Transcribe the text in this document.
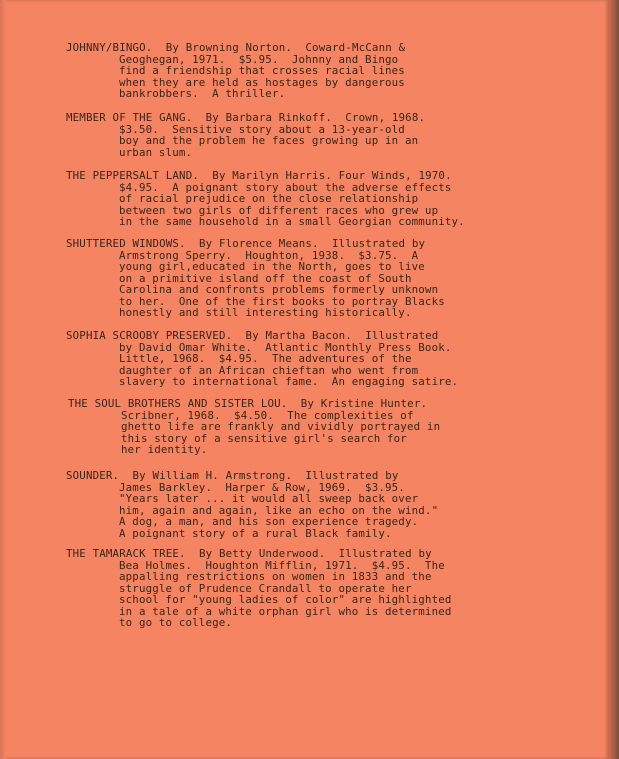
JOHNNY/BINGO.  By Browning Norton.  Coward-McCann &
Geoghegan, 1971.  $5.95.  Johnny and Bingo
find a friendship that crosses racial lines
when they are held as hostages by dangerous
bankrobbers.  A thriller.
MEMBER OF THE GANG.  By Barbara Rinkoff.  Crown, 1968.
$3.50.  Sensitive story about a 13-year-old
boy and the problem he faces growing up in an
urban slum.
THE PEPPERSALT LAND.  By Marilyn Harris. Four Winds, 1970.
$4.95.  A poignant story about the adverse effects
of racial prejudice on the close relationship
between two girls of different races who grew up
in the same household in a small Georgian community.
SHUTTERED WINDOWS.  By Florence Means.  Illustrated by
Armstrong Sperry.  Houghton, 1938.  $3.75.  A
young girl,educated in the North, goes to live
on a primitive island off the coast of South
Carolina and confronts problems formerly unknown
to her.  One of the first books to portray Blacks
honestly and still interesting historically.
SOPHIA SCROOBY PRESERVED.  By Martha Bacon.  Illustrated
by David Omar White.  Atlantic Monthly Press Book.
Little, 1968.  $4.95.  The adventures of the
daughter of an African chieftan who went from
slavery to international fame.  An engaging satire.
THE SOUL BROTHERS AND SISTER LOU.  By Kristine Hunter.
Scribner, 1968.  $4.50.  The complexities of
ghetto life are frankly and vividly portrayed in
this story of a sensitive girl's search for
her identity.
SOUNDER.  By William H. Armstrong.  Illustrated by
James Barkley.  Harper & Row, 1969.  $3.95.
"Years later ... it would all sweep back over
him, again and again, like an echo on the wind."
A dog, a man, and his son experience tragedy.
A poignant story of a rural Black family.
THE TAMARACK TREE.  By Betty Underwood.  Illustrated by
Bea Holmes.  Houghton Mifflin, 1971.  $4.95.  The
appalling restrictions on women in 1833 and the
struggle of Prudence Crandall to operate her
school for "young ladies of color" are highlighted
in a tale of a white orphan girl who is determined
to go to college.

...

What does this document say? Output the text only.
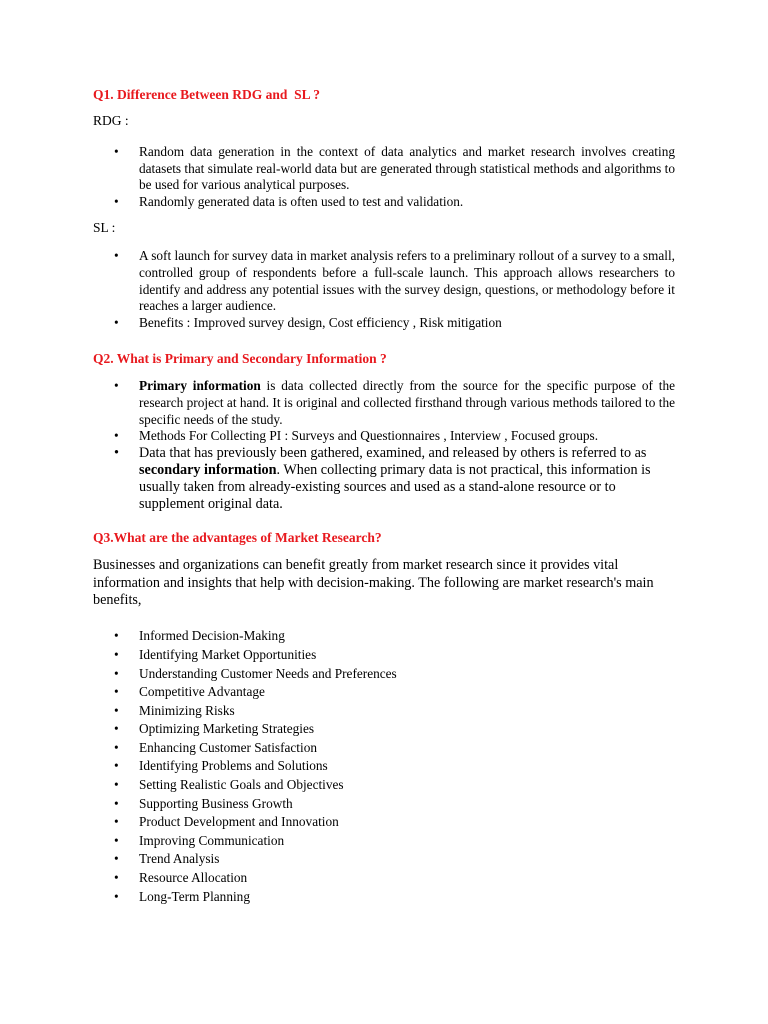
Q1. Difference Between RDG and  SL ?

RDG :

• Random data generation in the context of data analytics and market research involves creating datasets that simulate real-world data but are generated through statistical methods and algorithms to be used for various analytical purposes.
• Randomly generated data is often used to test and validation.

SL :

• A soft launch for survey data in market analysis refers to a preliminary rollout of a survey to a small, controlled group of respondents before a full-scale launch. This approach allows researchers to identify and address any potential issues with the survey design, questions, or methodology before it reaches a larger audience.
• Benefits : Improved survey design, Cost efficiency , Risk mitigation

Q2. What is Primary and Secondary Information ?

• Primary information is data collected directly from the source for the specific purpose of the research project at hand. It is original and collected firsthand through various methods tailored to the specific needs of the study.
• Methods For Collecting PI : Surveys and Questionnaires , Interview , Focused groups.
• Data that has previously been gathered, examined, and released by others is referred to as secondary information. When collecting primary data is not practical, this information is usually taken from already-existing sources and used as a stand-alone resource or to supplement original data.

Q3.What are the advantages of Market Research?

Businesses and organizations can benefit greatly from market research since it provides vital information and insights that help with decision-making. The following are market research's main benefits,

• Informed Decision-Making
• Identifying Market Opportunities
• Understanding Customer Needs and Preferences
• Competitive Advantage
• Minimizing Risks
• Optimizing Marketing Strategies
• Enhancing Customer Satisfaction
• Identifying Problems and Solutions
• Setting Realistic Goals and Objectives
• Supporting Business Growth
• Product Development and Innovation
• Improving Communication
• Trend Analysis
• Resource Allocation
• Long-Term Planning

...

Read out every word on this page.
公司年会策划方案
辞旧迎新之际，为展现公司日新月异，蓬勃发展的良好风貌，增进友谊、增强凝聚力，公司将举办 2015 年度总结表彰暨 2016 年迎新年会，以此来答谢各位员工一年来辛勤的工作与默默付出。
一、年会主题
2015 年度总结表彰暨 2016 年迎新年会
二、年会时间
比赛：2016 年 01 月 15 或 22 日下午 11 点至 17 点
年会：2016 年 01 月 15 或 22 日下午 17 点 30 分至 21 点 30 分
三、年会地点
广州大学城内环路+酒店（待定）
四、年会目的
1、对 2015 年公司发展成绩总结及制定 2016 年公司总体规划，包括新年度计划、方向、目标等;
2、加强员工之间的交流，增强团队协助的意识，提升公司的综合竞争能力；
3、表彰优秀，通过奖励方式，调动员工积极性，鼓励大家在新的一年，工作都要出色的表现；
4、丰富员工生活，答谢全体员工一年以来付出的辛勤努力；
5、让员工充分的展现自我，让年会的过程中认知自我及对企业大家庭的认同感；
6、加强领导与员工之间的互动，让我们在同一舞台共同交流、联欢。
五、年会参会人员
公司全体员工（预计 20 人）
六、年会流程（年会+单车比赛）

- DIRECTIONS FOR THIS TASK
Pull out and copy each line containing the string "年度总结表彰暨".

- CORRECT RESPONSE
辞旧迎新之际，为展现公司日新月异，蓬勃发展的良好风貌，增进友谊、增强凝聚力，公司将举办 2015 年度总结表彰暨 2016 年迎新年会，以此来答谢各位员工一年来辛勤的工作与默默付出。
2015 年度总结表彰暨 2016 年迎新年会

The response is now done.